- _Problem to work on_
Scan the data for "value" and copy the lines it appears in.
===== Rows
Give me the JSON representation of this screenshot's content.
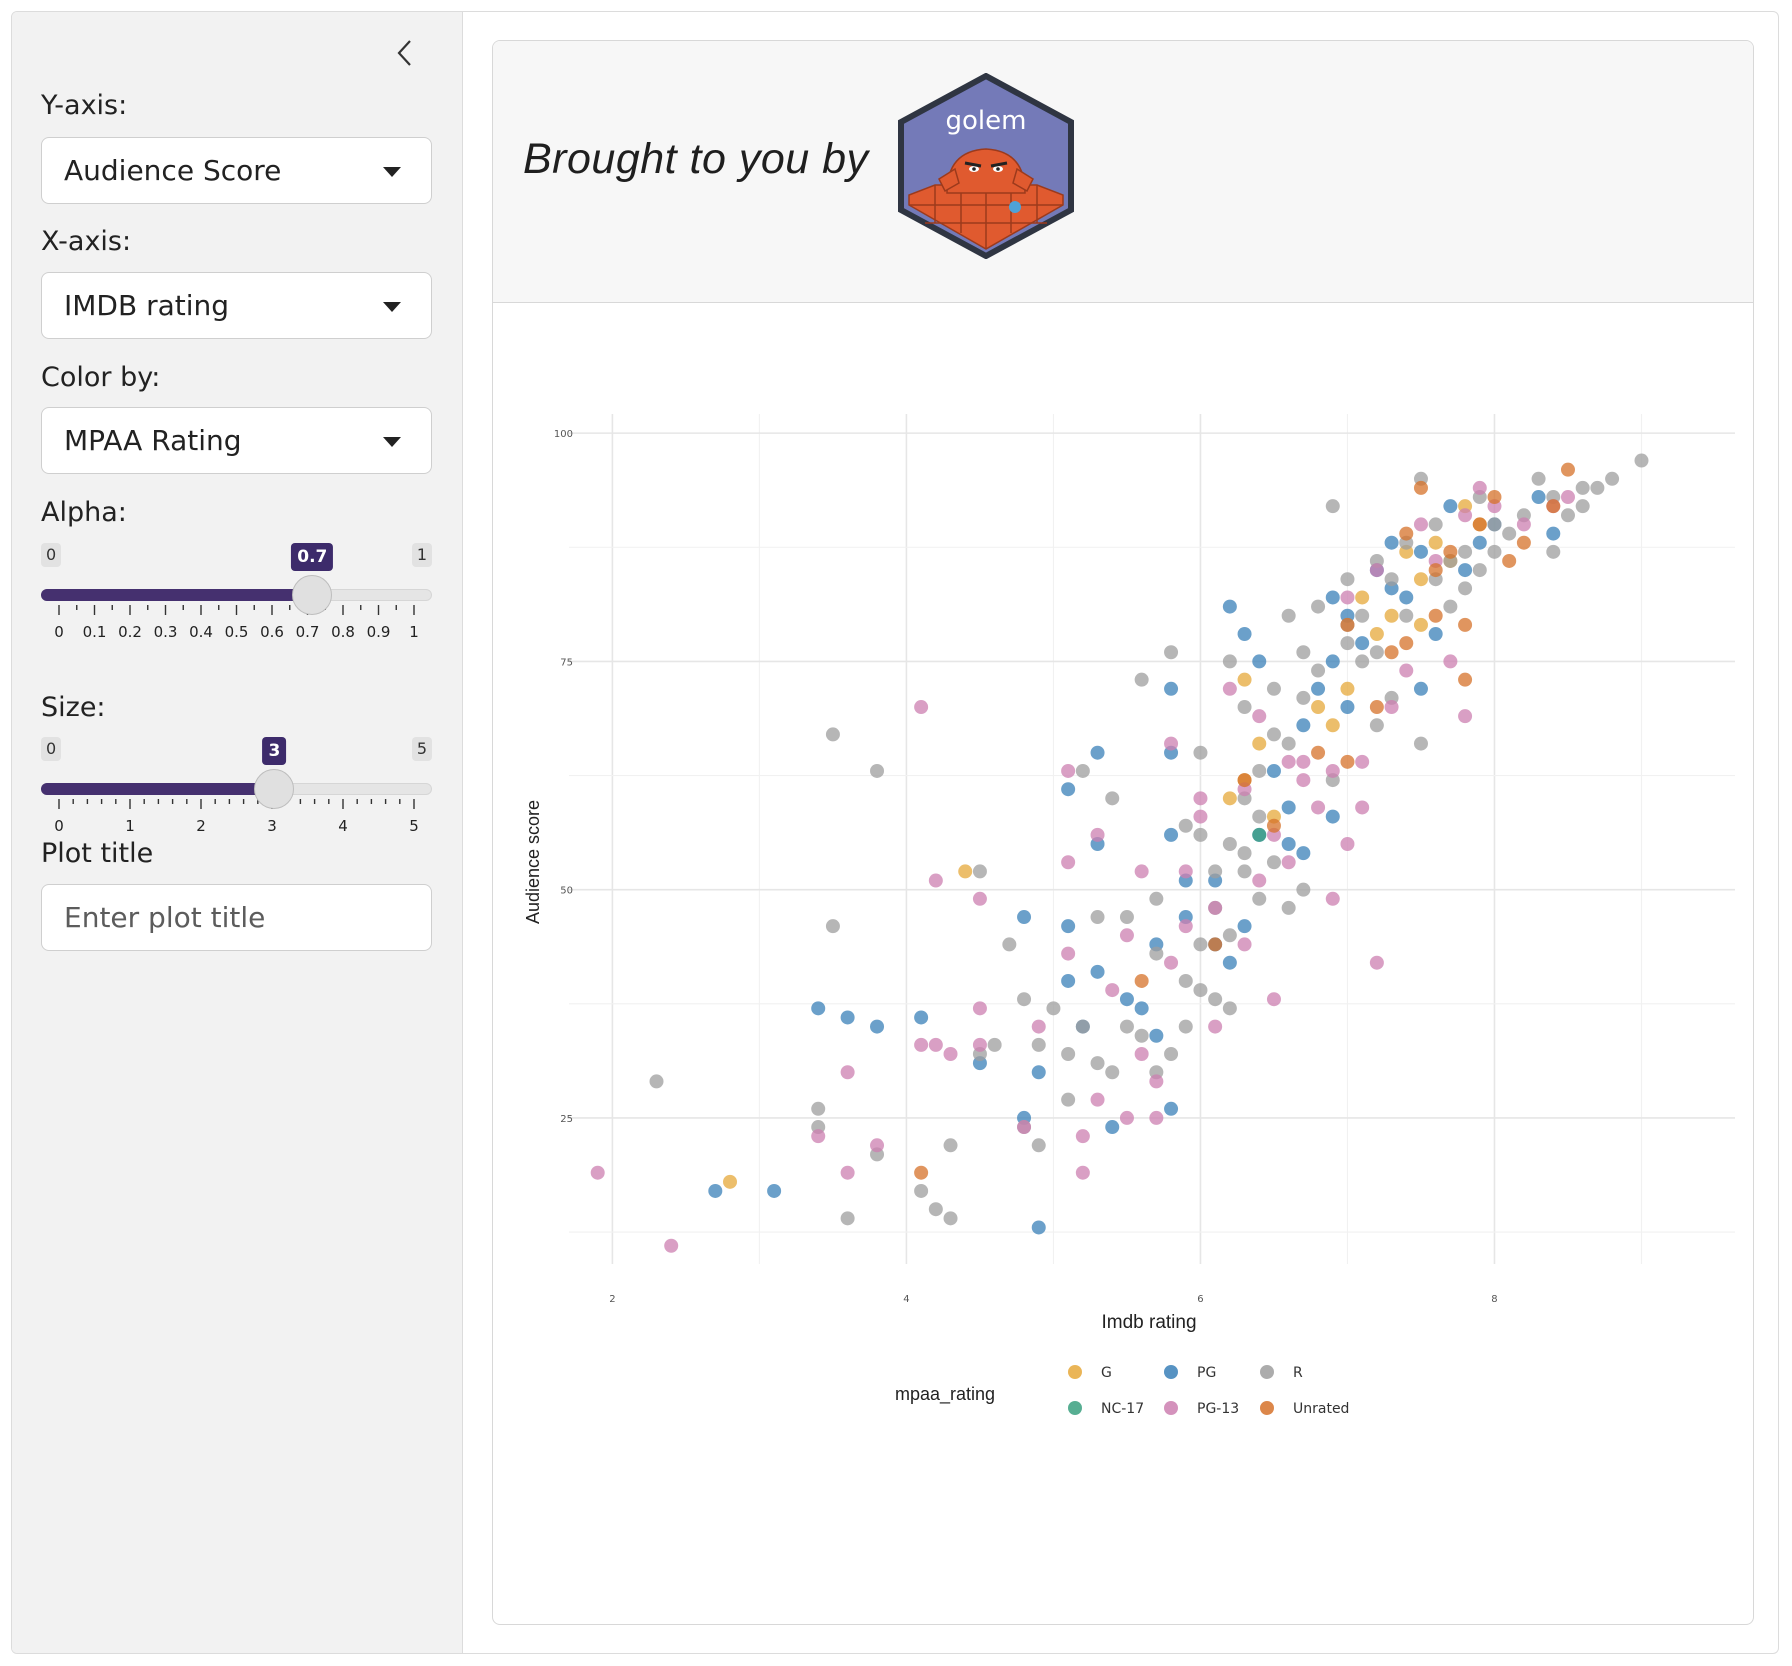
{
  "sidebar": {
    "y_axis": {
      "label": "Y-axis:",
      "value": "Audience Score"
    },
    "x_axis": {
      "label": "X-axis:",
      "value": "IMDB rating"
    },
    "color_by": {
      "label": "Color by:",
      "value": "MPAA Rating"
    },
    "alpha": {
      "label": "Alpha:",
      "min": "0",
      "max": "1",
      "value": "0.7",
      "fraction": 0.7,
      "ticks": [
        "0",
        "0.1",
        "0.2",
        "0.3",
        "0.4",
        "0.5",
        "0.6",
        "0.7",
        "0.8",
        "0.9",
        "1"
      ]
    },
    "size": {
      "label": "Size:",
      "min": "0",
      "max": "5",
      "value": "3",
      "fraction": 0.6,
      "ticks": [
        "0",
        "1",
        "2",
        "3",
        "4",
        "5"
      ]
    },
    "plot_title": {
      "label": "Plot title",
      "placeholder": "Enter plot title"
    }
  },
  "header": {
    "text": "Brought to you by",
    "logo_text": "golem"
  },
  "icons": {
    "collapse": "chevron-left-icon",
    "logo": "golem-hex-logo"
  },
  "chart_data": {
    "type": "scatter",
    "xlabel": "Imdb rating",
    "ylabel": "Audience score",
    "xlim": [
      1.8,
      9.5
    ],
    "ylim": [
      9,
      101
    ],
    "xticks": [
      2,
      4,
      6,
      8
    ],
    "yticks": [
      25,
      50,
      75,
      100
    ],
    "grid": true,
    "legend": {
      "title": "mpaa_rating",
      "position": "bottom",
      "entries": [
        {
          "name": "G",
          "color": "#e6a83a"
        },
        {
          "name": "PG",
          "color": "#3a80b8"
        },
        {
          "name": "R",
          "color": "#9e9e9e"
        },
        {
          "name": "NC-17",
          "color": "#3aa07f"
        },
        {
          "name": "PG-13",
          "color": "#cc7fb0"
        },
        {
          "name": "Unrated",
          "color": "#d6722a"
        }
      ]
    },
    "series": [
      {
        "name": "G",
        "points": [
          [
            2.8,
            18
          ],
          [
            4.4,
            52
          ],
          [
            6.3,
            73
          ],
          [
            6.3,
            62
          ],
          [
            6.4,
            66
          ],
          [
            6.8,
            70
          ],
          [
            6.9,
            68
          ],
          [
            7.1,
            82
          ],
          [
            7.3,
            80
          ],
          [
            7.4,
            87
          ],
          [
            7.5,
            84
          ],
          [
            7.6,
            88
          ],
          [
            7.8,
            92
          ],
          [
            7.9,
            90
          ],
          [
            6.2,
            60
          ],
          [
            6.5,
            58
          ],
          [
            7.0,
            72
          ],
          [
            7.2,
            78
          ],
          [
            7.5,
            79
          ],
          [
            7.7,
            86
          ]
        ]
      },
      {
        "name": "PG",
        "points": [
          [
            2.7,
            17
          ],
          [
            3.1,
            17
          ],
          [
            3.4,
            37
          ],
          [
            3.6,
            36
          ],
          [
            3.8,
            35
          ],
          [
            4.1,
            36
          ],
          [
            4.5,
            31
          ],
          [
            4.8,
            25
          ],
          [
            4.9,
            30
          ],
          [
            4.9,
            13
          ],
          [
            4.8,
            47
          ],
          [
            5.1,
            46
          ],
          [
            5.1,
            40
          ],
          [
            5.3,
            41
          ],
          [
            5.5,
            38
          ],
          [
            5.2,
            35
          ],
          [
            5.4,
            24
          ],
          [
            5.6,
            37
          ],
          [
            5.7,
            34
          ],
          [
            5.8,
            26
          ],
          [
            5.9,
            51
          ],
          [
            5.8,
            56
          ],
          [
            5.8,
            65
          ],
          [
            5.8,
            72
          ],
          [
            5.3,
            55
          ],
          [
            5.3,
            65
          ],
          [
            5.1,
            61
          ],
          [
            5.7,
            44
          ],
          [
            5.9,
            47
          ],
          [
            6.1,
            51
          ],
          [
            6.2,
            42
          ],
          [
            6.2,
            81
          ],
          [
            6.3,
            78
          ],
          [
            6.4,
            75
          ],
          [
            6.5,
            63
          ],
          [
            6.6,
            59
          ],
          [
            6.6,
            55
          ],
          [
            6.7,
            54
          ],
          [
            6.7,
            68
          ],
          [
            6.8,
            72
          ],
          [
            6.9,
            58
          ],
          [
            6.9,
            82
          ],
          [
            7.0,
            80
          ],
          [
            7.0,
            70
          ],
          [
            7.2,
            85
          ],
          [
            7.3,
            88
          ],
          [
            7.4,
            82
          ],
          [
            7.5,
            87
          ],
          [
            7.6,
            78
          ],
          [
            7.7,
            92
          ],
          [
            7.8,
            85
          ],
          [
            7.9,
            88
          ],
          [
            8.0,
            90
          ],
          [
            8.3,
            93
          ],
          [
            8.4,
            89
          ],
          [
            6.1,
            44
          ],
          [
            6.3,
            46
          ],
          [
            6.4,
            56
          ],
          [
            6.9,
            75
          ],
          [
            7.1,
            77
          ],
          [
            7.3,
            83
          ],
          [
            7.5,
            72
          ]
        ]
      },
      {
        "name": "R",
        "points": [
          [
            2.3,
            29
          ],
          [
            3.4,
            26
          ],
          [
            3.4,
            24
          ],
          [
            3.5,
            46
          ],
          [
            3.6,
            14
          ],
          [
            3.8,
            21
          ],
          [
            3.5,
            67
          ],
          [
            3.8,
            63
          ],
          [
            4.1,
            17
          ],
          [
            4.2,
            15
          ],
          [
            4.3,
            14
          ],
          [
            4.3,
            22
          ],
          [
            4.5,
            32
          ],
          [
            4.5,
            52
          ],
          [
            4.6,
            33
          ],
          [
            4.7,
            44
          ],
          [
            4.8,
            24
          ],
          [
            4.8,
            38
          ],
          [
            4.9,
            22
          ],
          [
            4.9,
            33
          ],
          [
            5.0,
            37
          ],
          [
            5.1,
            27
          ],
          [
            5.1,
            32
          ],
          [
            5.2,
            35
          ],
          [
            5.2,
            63
          ],
          [
            5.3,
            31
          ],
          [
            5.3,
            47
          ],
          [
            5.4,
            30
          ],
          [
            5.4,
            60
          ],
          [
            5.5,
            35
          ],
          [
            5.5,
            47
          ],
          [
            5.6,
            73
          ],
          [
            5.6,
            34
          ],
          [
            5.7,
            43
          ],
          [
            5.7,
            49
          ],
          [
            5.7,
            30
          ],
          [
            5.8,
            32
          ],
          [
            5.8,
            76
          ],
          [
            5.9,
            40
          ],
          [
            5.9,
            57
          ],
          [
            6.0,
            65
          ],
          [
            6.0,
            44
          ],
          [
            6.1,
            52
          ],
          [
            6.2,
            37
          ],
          [
            6.2,
            75
          ],
          [
            6.3,
            52
          ],
          [
            6.3,
            70
          ],
          [
            6.4,
            58
          ],
          [
            6.5,
            67
          ],
          [
            6.6,
            80
          ],
          [
            6.6,
            48
          ],
          [
            6.7,
            71
          ],
          [
            6.8,
            74
          ],
          [
            6.8,
            81
          ],
          [
            6.9,
            62
          ],
          [
            6.9,
            92
          ],
          [
            7.0,
            84
          ],
          [
            7.0,
            79
          ],
          [
            7.1,
            75
          ],
          [
            7.2,
            86
          ],
          [
            7.2,
            68
          ],
          [
            7.3,
            71
          ],
          [
            7.4,
            80
          ],
          [
            7.5,
            95
          ],
          [
            7.5,
            66
          ],
          [
            7.6,
            90
          ],
          [
            7.7,
            86
          ],
          [
            7.8,
            83
          ],
          [
            7.8,
            87
          ],
          [
            7.9,
            93
          ],
          [
            8.0,
            90
          ],
          [
            8.1,
            89
          ],
          [
            8.2,
            91
          ],
          [
            8.3,
            95
          ],
          [
            8.4,
            93
          ],
          [
            8.5,
            91
          ],
          [
            8.6,
            94
          ],
          [
            8.7,
            94
          ],
          [
            8.8,
            95
          ],
          [
            9.0,
            97
          ],
          [
            8.6,
            92
          ],
          [
            8.4,
            87
          ],
          [
            6.0,
            56
          ],
          [
            6.1,
            48
          ],
          [
            6.2,
            55
          ],
          [
            6.3,
            60
          ],
          [
            6.4,
            63
          ],
          [
            6.5,
            53
          ],
          [
            6.6,
            66
          ],
          [
            6.7,
            50
          ],
          [
            6.0,
            39
          ],
          [
            5.9,
            35
          ],
          [
            6.1,
            38
          ],
          [
            6.2,
            45
          ],
          [
            6.3,
            54
          ],
          [
            6.4,
            49
          ],
          [
            6.5,
            72
          ],
          [
            6.7,
            76
          ],
          [
            7.0,
            77
          ],
          [
            7.1,
            80
          ],
          [
            7.2,
            76
          ],
          [
            7.3,
            84
          ],
          [
            7.4,
            88
          ],
          [
            7.6,
            84
          ],
          [
            7.7,
            81
          ],
          [
            7.9,
            85
          ],
          [
            8.0,
            87
          ]
        ]
      },
      {
        "name": "NC-17",
        "points": [
          [
            6.4,
            56
          ]
        ]
      },
      {
        "name": "PG-13",
        "points": [
          [
            1.9,
            19
          ],
          [
            2.4,
            11
          ],
          [
            3.4,
            23
          ],
          [
            3.6,
            19
          ],
          [
            3.6,
            30
          ],
          [
            3.8,
            22
          ],
          [
            4.1,
            70
          ],
          [
            4.1,
            33
          ],
          [
            4.2,
            33
          ],
          [
            4.2,
            51
          ],
          [
            4.3,
            32
          ],
          [
            4.5,
            37
          ],
          [
            4.5,
            33
          ],
          [
            4.5,
            49
          ],
          [
            4.8,
            24
          ],
          [
            4.9,
            35
          ],
          [
            5.1,
            43
          ],
          [
            5.1,
            53
          ],
          [
            5.1,
            63
          ],
          [
            5.2,
            19
          ],
          [
            5.2,
            23
          ],
          [
            5.3,
            56
          ],
          [
            5.3,
            27
          ],
          [
            5.4,
            39
          ],
          [
            5.5,
            25
          ],
          [
            5.5,
            45
          ],
          [
            5.6,
            52
          ],
          [
            5.6,
            32
          ],
          [
            5.7,
            25
          ],
          [
            5.7,
            29
          ],
          [
            5.8,
            42
          ],
          [
            5.8,
            66
          ],
          [
            5.9,
            46
          ],
          [
            6.0,
            60
          ],
          [
            6.1,
            48
          ],
          [
            6.1,
            35
          ],
          [
            6.2,
            72
          ],
          [
            6.3,
            44
          ],
          [
            6.3,
            61
          ],
          [
            6.4,
            69
          ],
          [
            6.4,
            51
          ],
          [
            6.5,
            38
          ],
          [
            6.5,
            56
          ],
          [
            6.6,
            53
          ],
          [
            6.7,
            64
          ],
          [
            6.7,
            62
          ],
          [
            6.8,
            59
          ],
          [
            6.9,
            49
          ],
          [
            7.0,
            82
          ],
          [
            7.1,
            64
          ],
          [
            7.1,
            59
          ],
          [
            7.2,
            42
          ],
          [
            7.2,
            85
          ],
          [
            7.3,
            70
          ],
          [
            7.4,
            74
          ],
          [
            7.5,
            90
          ],
          [
            7.6,
            86
          ],
          [
            7.7,
            75
          ],
          [
            7.8,
            69
          ],
          [
            7.8,
            91
          ],
          [
            7.9,
            94
          ],
          [
            8.0,
            92
          ],
          [
            8.2,
            90
          ],
          [
            8.4,
            92
          ],
          [
            8.5,
            93
          ],
          [
            6.6,
            64
          ],
          [
            6.9,
            63
          ],
          [
            7.0,
            55
          ],
          [
            5.9,
            52
          ],
          [
            6.0,
            58
          ]
        ]
      },
      {
        "name": "Unrated",
        "points": [
          [
            4.1,
            19
          ],
          [
            5.6,
            40
          ],
          [
            6.1,
            44
          ],
          [
            6.3,
            62
          ],
          [
            6.5,
            57
          ],
          [
            6.8,
            65
          ],
          [
            7.0,
            79
          ],
          [
            7.2,
            70
          ],
          [
            7.3,
            76
          ],
          [
            7.4,
            89
          ],
          [
            7.5,
            94
          ],
          [
            7.6,
            80
          ],
          [
            7.7,
            87
          ],
          [
            7.8,
            73
          ],
          [
            7.9,
            90
          ],
          [
            8.0,
            93
          ],
          [
            8.1,
            86
          ],
          [
            8.2,
            88
          ],
          [
            8.4,
            92
          ],
          [
            8.5,
            96
          ],
          [
            7.0,
            64
          ],
          [
            7.4,
            77
          ],
          [
            7.6,
            85
          ],
          [
            7.8,
            79
          ]
        ]
      }
    ]
  }
}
==========
- _Expected output_
      "value": "Audience Score"
      "value": "IMDB rating"
      "value": "MPAA Rating"
      "value": "0.7",
      "value": "3",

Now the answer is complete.